* Problem details:
Every line of the material is to be quoted verbatim, minus the pictures.

* Records provided:
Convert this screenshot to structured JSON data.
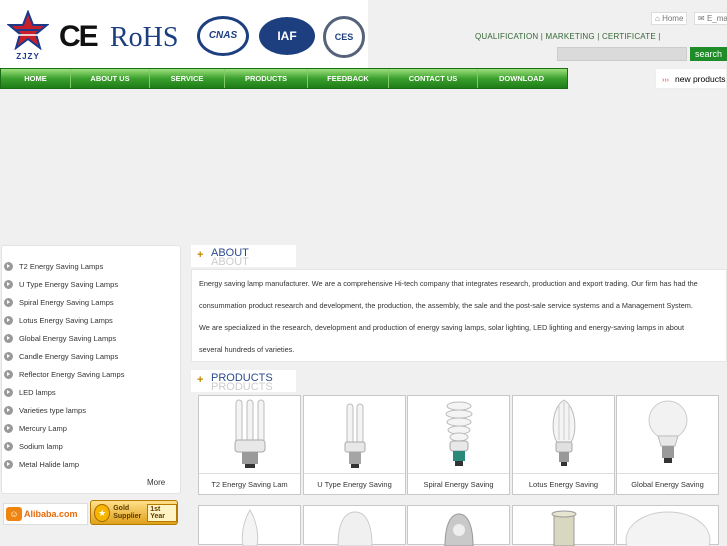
{
  "header": {
    "logos": {
      "zjzy": "ZJZY",
      "ce": "CE",
      "rohs": "RoHS",
      "cnas": "CNAS",
      "iaf": "IAF",
      "ces": "CES"
    },
    "top_links": {
      "home": "Home",
      "email": "E_mail"
    },
    "qualification_links": "QUALIFICATION | MARKETING | CERTIFICATE |",
    "search": {
      "value": "",
      "button": "search"
    }
  },
  "nav": {
    "items": [
      "HOME",
      "ABOUT US",
      "SERVICE",
      "PRODUCTS",
      "FEEDBACK",
      "CONTACT US",
      "DOWNLOAD"
    ]
  },
  "new_products": {
    "arrows": "›››",
    "label": "new  products"
  },
  "sidebar": {
    "items": [
      "T2 Energy Saving Lamps",
      "U Type Energy Saving Lamps",
      "Spiral Energy Saving Lamps",
      "Lotus Energy Saving Lamps",
      "Global Energy Saving Lamps",
      "Candle Energy Saving Lamps",
      "Reflector Energy Saving Lamps",
      "LED lamps",
      "Varieties type lamps",
      "Mercury Lamp",
      "Sodium lamp",
      "Metal Halide lamp"
    ],
    "more": "More"
  },
  "badges": {
    "alibaba": "Alibaba.com",
    "gold_supplier": "Gold Supplier",
    "year": "1st Year"
  },
  "about": {
    "plus": "+",
    "title": "ABOUT",
    "lines": [
      "Energy saving lamp manufacturer. We are a comprehensive Hi-tech company that integrates research, production and export trading. Our firm has had the",
      "consummation product research and development, the production, the assembly, the sale and the post-sale service systems and a Management System.",
      "We are specialized in the research, development and production of energy saving lamps, solar lighting, LED lighting and energy-saving lamps in about",
      "several hundreds of varieties."
    ]
  },
  "products": {
    "plus": "+",
    "title": "PRODUCTS",
    "items": [
      "T2 Energy Saving Lam",
      "U Type Energy Saving",
      "Spiral Energy Saving",
      "Lotus Energy Saving",
      "Global Energy Saving"
    ]
  },
  "colors": {
    "nav_green": "#3aa02d",
    "search_green": "#1e8c28",
    "title_blue": "#2b4a8c"
  }
}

* Answer in full:
Convert this screenshot to structured JSON data.
{
  "header": {
    "logos": {
      "zjzy": "ZJZY",
      "ce": "CE",
      "rohs": "RoHS",
      "cnas": "CNAS",
      "iaf": "IAF",
      "ces": "CES"
    },
    "top_links": {
      "home": "Home",
      "email": "E_mail"
    },
    "qualification_links": "QUALIFICATION | MARKETING | CERTIFICATE |",
    "search": {
      "value": "",
      "button": "search"
    }
  },
  "nav": {
    "items": [
      "HOME",
      "ABOUT US",
      "SERVICE",
      "PRODUCTS",
      "FEEDBACK",
      "CONTACT US",
      "DOWNLOAD"
    ]
  },
  "new_products": {
    "arrows": "›››",
    "label": "new  products"
  },
  "sidebar": {
    "items": [
      "T2 Energy Saving Lamps",
      "U Type Energy Saving Lamps",
      "Spiral Energy Saving Lamps",
      "Lotus Energy Saving Lamps",
      "Global Energy Saving Lamps",
      "Candle Energy Saving Lamps",
      "Reflector Energy Saving Lamps",
      "LED lamps",
      "Varieties type lamps",
      "Mercury Lamp",
      "Sodium lamp",
      "Metal Halide lamp"
    ],
    "more": "More"
  },
  "badges": {
    "alibaba": "Alibaba.com",
    "gold_supplier": "Gold Supplier",
    "year": "1st Year"
  },
  "about": {
    "plus": "+",
    "title": "ABOUT",
    "lines": [
      "Energy saving lamp manufacturer. We are a comprehensive Hi-tech company that integrates research, production and export trading. Our firm has had the",
      "consummation product research and development, the production, the assembly, the sale and the post-sale service systems and a Management System.",
      "We are specialized in the research, development and production of energy saving lamps, solar lighting, LED lighting and energy-saving lamps in about",
      "several hundreds of varieties."
    ]
  },
  "products": {
    "plus": "+",
    "title": "PRODUCTS",
    "items": [
      "T2 Energy Saving Lam",
      "U Type Energy Saving",
      "Spiral Energy Saving",
      "Lotus Energy Saving",
      "Global Energy Saving"
    ]
  },
  "colors": {
    "nav_green": "#3aa02d",
    "search_green": "#1e8c28",
    "title_blue": "#2b4a8c"
  }
}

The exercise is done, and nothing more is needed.